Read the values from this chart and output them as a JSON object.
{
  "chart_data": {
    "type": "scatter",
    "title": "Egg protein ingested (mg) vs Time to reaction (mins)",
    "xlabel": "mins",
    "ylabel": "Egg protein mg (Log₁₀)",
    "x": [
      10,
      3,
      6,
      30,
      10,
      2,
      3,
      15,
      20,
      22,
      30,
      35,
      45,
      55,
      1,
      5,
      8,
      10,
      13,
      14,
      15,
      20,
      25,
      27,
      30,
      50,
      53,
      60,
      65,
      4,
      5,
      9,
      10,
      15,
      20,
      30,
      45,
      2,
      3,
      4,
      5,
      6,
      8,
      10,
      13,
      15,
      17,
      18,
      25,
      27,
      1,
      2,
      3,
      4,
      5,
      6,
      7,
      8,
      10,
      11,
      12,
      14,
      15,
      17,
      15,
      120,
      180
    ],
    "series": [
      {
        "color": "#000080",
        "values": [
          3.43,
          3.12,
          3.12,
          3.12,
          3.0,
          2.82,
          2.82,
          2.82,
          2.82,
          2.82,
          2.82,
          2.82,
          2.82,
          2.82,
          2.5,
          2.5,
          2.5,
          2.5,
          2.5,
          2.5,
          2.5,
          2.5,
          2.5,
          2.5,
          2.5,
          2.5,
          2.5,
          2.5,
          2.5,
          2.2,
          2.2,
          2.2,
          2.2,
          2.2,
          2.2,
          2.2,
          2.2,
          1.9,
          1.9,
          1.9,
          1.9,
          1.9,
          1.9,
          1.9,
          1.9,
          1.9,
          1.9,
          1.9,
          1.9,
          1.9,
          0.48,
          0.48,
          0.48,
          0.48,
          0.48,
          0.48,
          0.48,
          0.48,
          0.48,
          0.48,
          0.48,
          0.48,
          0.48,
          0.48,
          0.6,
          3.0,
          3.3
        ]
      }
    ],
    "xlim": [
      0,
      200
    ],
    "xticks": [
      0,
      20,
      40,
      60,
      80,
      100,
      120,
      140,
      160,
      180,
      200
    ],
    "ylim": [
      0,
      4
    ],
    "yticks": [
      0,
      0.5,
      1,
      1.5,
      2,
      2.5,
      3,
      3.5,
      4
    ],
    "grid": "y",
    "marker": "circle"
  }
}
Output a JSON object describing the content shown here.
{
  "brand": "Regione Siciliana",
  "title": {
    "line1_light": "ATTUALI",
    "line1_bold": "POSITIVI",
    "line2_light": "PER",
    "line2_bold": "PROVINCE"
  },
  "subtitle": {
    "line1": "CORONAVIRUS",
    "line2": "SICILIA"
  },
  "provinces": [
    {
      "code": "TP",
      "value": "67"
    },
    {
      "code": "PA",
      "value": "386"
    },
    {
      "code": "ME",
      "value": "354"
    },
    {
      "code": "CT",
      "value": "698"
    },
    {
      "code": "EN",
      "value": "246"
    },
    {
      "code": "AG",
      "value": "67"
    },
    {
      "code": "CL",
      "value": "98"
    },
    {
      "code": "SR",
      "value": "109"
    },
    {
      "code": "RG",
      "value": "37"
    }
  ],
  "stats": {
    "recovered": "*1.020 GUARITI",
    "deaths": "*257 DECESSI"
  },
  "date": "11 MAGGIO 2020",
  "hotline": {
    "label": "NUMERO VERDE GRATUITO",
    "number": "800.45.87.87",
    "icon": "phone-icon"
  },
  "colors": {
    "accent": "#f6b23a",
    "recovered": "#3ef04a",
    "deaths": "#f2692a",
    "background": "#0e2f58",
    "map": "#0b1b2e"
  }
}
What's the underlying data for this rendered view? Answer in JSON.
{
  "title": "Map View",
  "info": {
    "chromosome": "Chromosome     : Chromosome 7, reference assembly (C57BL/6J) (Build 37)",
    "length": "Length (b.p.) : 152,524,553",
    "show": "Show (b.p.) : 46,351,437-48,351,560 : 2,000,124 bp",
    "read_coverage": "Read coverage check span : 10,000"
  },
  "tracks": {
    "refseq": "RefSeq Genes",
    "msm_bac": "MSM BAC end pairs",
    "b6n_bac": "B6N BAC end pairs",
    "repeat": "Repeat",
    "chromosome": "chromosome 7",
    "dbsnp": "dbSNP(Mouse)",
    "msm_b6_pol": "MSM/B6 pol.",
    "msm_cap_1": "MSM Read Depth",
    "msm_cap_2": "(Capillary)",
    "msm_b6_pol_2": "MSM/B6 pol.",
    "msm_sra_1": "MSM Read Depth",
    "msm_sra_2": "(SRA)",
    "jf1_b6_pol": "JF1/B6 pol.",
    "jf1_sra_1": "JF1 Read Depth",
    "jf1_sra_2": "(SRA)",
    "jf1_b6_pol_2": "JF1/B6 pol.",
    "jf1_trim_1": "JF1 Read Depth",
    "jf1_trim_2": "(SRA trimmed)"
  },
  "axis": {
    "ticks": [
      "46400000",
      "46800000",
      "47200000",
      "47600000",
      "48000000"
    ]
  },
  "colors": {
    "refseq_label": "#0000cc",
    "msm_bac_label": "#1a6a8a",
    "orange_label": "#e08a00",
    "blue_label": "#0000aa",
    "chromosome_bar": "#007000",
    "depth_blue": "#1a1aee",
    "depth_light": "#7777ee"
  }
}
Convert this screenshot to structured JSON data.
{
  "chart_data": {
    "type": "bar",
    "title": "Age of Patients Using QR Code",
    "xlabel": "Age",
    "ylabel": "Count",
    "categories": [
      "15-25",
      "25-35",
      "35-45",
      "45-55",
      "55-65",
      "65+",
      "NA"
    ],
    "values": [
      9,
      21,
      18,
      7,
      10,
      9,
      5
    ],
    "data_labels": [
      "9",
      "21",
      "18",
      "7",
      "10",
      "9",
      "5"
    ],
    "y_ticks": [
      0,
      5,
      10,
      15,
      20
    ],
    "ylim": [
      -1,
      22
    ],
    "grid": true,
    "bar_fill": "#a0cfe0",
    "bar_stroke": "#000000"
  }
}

################

Exercise description: Only the number is wanted: how many lines above include the word "object"?

Your solution: 2